→ To be done
For the copy, please give all of the data again exactly and leave the pictures out.

→ Dataset entries

-----

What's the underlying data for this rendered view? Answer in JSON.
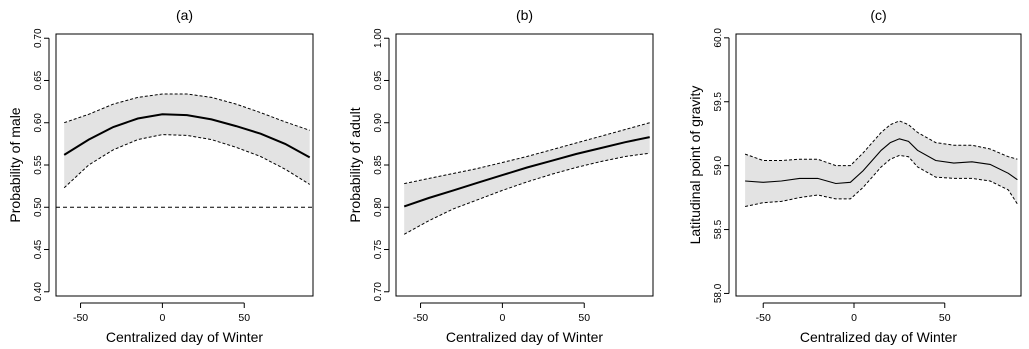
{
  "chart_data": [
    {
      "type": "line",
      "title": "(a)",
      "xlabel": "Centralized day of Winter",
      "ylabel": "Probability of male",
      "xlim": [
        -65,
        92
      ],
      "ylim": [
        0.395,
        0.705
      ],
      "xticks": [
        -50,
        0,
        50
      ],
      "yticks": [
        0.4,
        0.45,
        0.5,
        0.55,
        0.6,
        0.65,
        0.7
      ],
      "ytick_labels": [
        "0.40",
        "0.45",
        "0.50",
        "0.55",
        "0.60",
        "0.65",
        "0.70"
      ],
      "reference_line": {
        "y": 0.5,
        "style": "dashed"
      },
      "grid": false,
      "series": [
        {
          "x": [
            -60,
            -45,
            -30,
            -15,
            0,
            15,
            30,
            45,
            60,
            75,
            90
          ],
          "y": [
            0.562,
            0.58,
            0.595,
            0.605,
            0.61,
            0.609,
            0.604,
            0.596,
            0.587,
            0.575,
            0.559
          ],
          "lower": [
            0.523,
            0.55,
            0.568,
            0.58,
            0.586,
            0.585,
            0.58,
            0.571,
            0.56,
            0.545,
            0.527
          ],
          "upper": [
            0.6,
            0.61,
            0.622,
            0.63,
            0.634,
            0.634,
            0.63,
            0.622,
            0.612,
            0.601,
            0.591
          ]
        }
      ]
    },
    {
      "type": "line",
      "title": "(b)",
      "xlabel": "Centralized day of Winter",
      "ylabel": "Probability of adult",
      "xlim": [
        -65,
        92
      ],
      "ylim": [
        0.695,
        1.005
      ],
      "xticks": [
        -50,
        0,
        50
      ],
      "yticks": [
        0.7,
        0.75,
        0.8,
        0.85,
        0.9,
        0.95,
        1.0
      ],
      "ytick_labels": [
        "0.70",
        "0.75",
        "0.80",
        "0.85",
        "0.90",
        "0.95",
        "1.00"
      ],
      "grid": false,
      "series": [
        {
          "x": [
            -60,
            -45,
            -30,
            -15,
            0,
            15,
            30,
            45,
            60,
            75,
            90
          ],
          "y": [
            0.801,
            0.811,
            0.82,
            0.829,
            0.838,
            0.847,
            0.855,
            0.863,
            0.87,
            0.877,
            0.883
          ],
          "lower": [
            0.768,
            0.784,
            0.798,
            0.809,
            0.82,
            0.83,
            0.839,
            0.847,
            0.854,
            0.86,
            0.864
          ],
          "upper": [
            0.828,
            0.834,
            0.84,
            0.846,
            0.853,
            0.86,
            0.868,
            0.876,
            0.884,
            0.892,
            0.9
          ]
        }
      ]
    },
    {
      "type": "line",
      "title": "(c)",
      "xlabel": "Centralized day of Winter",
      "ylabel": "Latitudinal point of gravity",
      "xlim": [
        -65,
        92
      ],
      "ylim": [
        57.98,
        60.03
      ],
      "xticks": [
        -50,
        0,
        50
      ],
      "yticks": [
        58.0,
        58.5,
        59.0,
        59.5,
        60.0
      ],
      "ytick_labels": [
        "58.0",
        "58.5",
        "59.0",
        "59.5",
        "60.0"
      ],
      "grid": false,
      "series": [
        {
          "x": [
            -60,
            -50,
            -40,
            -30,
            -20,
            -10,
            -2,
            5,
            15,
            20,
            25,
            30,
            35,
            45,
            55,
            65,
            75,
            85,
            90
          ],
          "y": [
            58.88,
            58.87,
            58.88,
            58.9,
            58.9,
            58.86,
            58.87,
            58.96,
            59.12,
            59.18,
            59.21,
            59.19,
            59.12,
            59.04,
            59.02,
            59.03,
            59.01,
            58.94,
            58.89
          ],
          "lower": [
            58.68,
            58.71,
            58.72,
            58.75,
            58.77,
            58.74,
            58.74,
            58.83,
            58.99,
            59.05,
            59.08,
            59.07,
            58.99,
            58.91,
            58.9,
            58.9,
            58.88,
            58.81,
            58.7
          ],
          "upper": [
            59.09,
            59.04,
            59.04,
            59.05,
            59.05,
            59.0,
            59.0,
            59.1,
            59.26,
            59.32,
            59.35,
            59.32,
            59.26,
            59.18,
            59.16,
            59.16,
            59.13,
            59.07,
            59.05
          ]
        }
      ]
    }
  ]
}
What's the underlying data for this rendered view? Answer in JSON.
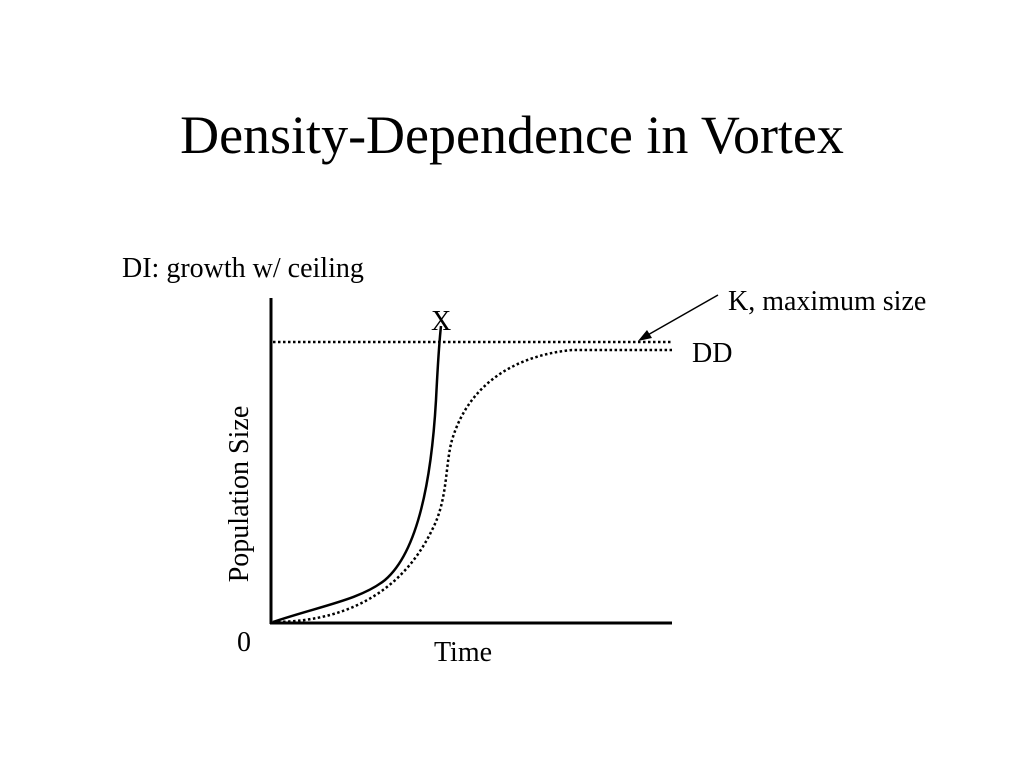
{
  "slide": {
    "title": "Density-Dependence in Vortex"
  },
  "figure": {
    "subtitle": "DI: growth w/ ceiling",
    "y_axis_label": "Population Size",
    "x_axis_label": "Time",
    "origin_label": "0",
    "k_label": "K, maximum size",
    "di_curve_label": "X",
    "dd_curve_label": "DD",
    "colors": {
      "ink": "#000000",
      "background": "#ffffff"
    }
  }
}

-----

→ Full output
What's the underlying data for this rendered view? Answer in JSON.
{
  "chart_data": [
    {
      "type": "line",
      "title": "(a)",
      "xlabel": "Centralized day of Winter",
      "ylabel": "Probability of male",
      "xlim": [
        -65,
        92
      ],
      "ylim": [
        0.395,
        0.705
      ],
      "xticks": [
        -50,
        0,
        50
      ],
      "yticks": [
        0.4,
        0.45,
        0.5,
        0.55,
        0.6,
        0.65,
        0.7
      ],
      "ytick_labels": [
        "0.40",
        "0.45",
        "0.50",
        "0.55",
        "0.60",
        "0.65",
        "0.70"
      ],
      "reference_line": {
        "y": 0.5,
        "style": "dashed"
      },
      "grid": false,
      "series": [
        {
          "x": [
            -60,
            -45,
            -30,
            -15,
            0,
            15,
            30,
            45,
            60,
            75,
            90
          ],
          "y": [
            0.562,
            0.58,
            0.595,
            0.605,
            0.61,
            0.609,
            0.604,
            0.596,
            0.587,
            0.575,
            0.559
          ],
          "lower": [
            0.523,
            0.55,
            0.568,
            0.58,
            0.586,
            0.585,
            0.58,
            0.571,
            0.56,
            0.545,
            0.527
          ],
          "upper": [
            0.6,
            0.61,
            0.622,
            0.63,
            0.634,
            0.634,
            0.63,
            0.622,
            0.612,
            0.601,
            0.591
          ]
        }
      ]
    },
    {
      "type": "line",
      "title": "(b)",
      "xlabel": "Centralized day of Winter",
      "ylabel": "Probability of adult",
      "xlim": [
        -65,
        92
      ],
      "ylim": [
        0.695,
        1.005
      ],
      "xticks": [
        -50,
        0,
        50
      ],
      "yticks": [
        0.7,
        0.75,
        0.8,
        0.85,
        0.9,
        0.95,
        1.0
      ],
      "ytick_labels": [
        "0.70",
        "0.75",
        "0.80",
        "0.85",
        "0.90",
        "0.95",
        "1.00"
      ],
      "grid": false,
      "series": [
        {
          "x": [
            -60,
            -45,
            -30,
            -15,
            0,
            15,
            30,
            45,
            60,
            75,
            90
          ],
          "y": [
            0.801,
            0.811,
            0.82,
            0.829,
            0.838,
            0.847,
            0.855,
            0.863,
            0.87,
            0.877,
            0.883
          ],
          "lower": [
            0.768,
            0.784,
            0.798,
            0.809,
            0.82,
            0.83,
            0.839,
            0.847,
            0.854,
            0.86,
            0.864
          ],
          "upper": [
            0.828,
            0.834,
            0.84,
            0.846,
            0.853,
            0.86,
            0.868,
            0.876,
            0.884,
            0.892,
            0.9
          ]
        }
      ]
    },
    {
      "type": "line",
      "title": "(c)",
      "xlabel": "Centralized day of Winter",
      "ylabel": "Latitudinal point of gravity",
      "xlim": [
        -65,
        92
      ],
      "ylim": [
        57.98,
        60.03
      ],
      "xticks": [
        -50,
        0,
        50
      ],
      "yticks": [
        58.0,
        58.5,
        59.0,
        59.5,
        60.0
      ],
      "ytick_labels": [
        "58.0",
        "58.5",
        "59.0",
        "59.5",
        "60.0"
      ],
      "grid": false,
      "series": [
        {
          "x": [
            -60,
            -50,
            -40,
            -30,
            -20,
            -10,
            -2,
            5,
            15,
            20,
            25,
            30,
            35,
            45,
            55,
            65,
            75,
            85,
            90
          ],
          "y": [
            58.88,
            58.87,
            58.88,
            58.9,
            58.9,
            58.86,
            58.87,
            58.96,
            59.12,
            59.18,
            59.21,
            59.19,
            59.12,
            59.04,
            59.02,
            59.03,
            59.01,
            58.94,
            58.89
          ],
          "lower": [
            58.68,
            58.71,
            58.72,
            58.75,
            58.77,
            58.74,
            58.74,
            58.83,
            58.99,
            59.05,
            59.08,
            59.07,
            58.99,
            58.91,
            58.9,
            58.9,
            58.88,
            58.81,
            58.7
          ],
          "upper": [
            59.09,
            59.04,
            59.04,
            59.05,
            59.05,
            59.0,
            59.0,
            59.1,
            59.26,
            59.32,
            59.35,
            59.32,
            59.26,
            59.18,
            59.16,
            59.16,
            59.13,
            59.07,
            59.05
          ]
        }
      ]
    }
  ]
}
What's the underlying data for this rendered view? Answer in JSON.
{
  "slide": {
    "title": "Density-Dependence in Vortex"
  },
  "figure": {
    "subtitle": "DI: growth w/ ceiling",
    "y_axis_label": "Population Size",
    "x_axis_label": "Time",
    "origin_label": "0",
    "k_label": "K, maximum size",
    "di_curve_label": "X",
    "dd_curve_label": "DD",
    "colors": {
      "ink": "#000000",
      "background": "#ffffff"
    }
  }
}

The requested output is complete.